-- THE INPUT --
::::::::::
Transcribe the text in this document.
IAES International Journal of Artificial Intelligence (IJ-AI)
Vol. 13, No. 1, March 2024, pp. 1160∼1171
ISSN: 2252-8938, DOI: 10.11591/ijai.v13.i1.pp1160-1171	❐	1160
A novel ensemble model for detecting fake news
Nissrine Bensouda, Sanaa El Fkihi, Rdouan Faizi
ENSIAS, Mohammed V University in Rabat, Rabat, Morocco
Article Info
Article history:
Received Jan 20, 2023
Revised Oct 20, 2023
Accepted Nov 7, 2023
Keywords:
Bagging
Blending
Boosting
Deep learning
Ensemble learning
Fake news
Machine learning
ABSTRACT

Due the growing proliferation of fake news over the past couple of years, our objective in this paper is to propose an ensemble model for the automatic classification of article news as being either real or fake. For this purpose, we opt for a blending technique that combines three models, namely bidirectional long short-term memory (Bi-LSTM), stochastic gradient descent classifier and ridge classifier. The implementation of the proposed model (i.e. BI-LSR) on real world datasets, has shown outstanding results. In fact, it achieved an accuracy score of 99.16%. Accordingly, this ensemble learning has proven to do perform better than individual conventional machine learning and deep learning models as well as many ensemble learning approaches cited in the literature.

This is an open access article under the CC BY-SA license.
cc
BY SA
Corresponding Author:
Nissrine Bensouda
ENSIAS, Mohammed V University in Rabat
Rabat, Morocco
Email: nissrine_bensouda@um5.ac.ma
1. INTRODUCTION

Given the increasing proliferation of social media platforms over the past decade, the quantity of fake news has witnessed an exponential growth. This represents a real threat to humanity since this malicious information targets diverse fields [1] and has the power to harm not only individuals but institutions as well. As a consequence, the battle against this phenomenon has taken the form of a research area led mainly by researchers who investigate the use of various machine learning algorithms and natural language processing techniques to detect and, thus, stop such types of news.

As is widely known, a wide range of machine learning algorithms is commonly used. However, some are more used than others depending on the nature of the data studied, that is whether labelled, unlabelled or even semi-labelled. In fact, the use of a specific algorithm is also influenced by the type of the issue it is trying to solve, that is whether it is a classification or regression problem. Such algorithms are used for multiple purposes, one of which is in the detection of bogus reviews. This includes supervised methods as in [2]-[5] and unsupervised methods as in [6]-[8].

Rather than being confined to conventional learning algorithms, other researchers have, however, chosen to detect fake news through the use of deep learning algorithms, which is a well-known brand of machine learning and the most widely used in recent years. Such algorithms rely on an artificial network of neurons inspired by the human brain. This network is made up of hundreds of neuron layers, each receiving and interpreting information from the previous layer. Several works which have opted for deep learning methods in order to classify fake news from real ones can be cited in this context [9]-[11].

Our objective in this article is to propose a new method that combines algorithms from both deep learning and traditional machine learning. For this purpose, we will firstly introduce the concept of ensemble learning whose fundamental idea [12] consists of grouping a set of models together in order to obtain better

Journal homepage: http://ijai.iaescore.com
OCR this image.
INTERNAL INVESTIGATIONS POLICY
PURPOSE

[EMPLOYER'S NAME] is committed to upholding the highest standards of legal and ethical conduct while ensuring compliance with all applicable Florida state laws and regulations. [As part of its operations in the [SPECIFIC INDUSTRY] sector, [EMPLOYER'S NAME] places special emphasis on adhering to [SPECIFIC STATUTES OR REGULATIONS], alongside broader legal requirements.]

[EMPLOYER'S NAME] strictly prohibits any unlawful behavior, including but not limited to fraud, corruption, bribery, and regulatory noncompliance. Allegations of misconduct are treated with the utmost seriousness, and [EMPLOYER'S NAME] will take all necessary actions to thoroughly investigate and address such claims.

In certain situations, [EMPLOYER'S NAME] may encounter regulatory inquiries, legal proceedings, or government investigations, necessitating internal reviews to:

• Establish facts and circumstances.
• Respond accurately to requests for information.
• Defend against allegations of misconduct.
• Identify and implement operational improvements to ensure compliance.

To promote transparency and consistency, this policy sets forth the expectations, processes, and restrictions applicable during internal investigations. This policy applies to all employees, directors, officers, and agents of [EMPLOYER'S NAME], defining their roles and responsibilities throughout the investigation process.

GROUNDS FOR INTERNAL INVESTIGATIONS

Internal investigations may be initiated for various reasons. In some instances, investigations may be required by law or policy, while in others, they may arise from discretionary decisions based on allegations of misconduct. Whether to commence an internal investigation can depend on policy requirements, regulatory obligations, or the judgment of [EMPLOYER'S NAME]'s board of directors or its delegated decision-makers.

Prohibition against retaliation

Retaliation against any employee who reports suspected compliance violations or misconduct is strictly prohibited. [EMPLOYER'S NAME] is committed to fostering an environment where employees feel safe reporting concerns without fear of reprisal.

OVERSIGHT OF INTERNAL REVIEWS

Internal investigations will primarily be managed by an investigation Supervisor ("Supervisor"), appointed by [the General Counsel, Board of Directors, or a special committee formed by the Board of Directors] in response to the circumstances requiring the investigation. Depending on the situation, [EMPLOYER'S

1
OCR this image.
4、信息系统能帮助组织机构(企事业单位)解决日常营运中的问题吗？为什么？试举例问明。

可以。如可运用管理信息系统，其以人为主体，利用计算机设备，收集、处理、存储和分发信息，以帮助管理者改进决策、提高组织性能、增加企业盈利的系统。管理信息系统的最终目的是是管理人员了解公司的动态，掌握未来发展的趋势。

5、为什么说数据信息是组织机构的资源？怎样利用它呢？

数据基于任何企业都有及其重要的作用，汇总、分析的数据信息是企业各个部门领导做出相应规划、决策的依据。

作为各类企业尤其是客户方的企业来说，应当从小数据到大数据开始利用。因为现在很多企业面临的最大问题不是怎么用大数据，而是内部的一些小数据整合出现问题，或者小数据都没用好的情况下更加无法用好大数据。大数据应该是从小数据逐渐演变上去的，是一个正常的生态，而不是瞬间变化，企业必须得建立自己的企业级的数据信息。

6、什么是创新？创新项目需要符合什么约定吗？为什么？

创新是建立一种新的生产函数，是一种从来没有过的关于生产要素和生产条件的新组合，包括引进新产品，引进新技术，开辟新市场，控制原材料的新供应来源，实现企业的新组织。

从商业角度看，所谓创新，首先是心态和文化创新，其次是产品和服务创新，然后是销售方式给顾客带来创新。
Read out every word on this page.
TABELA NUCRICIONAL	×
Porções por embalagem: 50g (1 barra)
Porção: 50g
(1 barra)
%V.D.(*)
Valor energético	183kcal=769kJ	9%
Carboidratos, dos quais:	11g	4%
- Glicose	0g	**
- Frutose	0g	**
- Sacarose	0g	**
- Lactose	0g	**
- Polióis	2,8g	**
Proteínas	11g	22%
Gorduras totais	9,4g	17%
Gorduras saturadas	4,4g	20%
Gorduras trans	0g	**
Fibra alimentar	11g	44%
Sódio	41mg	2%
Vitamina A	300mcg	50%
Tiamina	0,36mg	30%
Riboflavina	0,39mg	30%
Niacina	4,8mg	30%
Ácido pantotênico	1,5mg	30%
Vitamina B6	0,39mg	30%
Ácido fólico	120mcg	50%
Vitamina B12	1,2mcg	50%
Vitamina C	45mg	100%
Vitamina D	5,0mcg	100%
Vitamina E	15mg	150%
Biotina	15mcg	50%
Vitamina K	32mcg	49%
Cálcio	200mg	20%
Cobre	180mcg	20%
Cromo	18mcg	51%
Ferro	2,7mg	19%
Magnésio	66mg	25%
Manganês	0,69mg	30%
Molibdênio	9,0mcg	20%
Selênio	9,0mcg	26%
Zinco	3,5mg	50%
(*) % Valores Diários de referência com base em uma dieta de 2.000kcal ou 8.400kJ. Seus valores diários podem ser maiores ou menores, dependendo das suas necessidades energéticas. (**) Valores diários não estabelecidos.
::::::::::
-- EXERCISE PROMPT --
Go through the data above and find the lines with the word "applicable". Copy each of those lines.

-- ANSWER TO THIS TASK --
[EMPLOYER'S NAME] is committed to upholding the highest standards of legal and ethical conduct while ensuring compliance with all applicable Florida state laws and regulations. [As part of its operations in the [SPECIFIC INDUSTRY] sector, [EMPLOYER'S NAME] places special emphasis on adhering to [SPECIFIC STATUTES OR REGULATIONS], alongside broader legal requirements.]
To promote transparency and consistency, this policy sets forth the expectations, processes, and restrictions applicable during internal investigations. This policy applies to all employees, directors, officers, and agents of [EMPLOYER'S NAME], defining their roles and responsibilities throughout the investigation process.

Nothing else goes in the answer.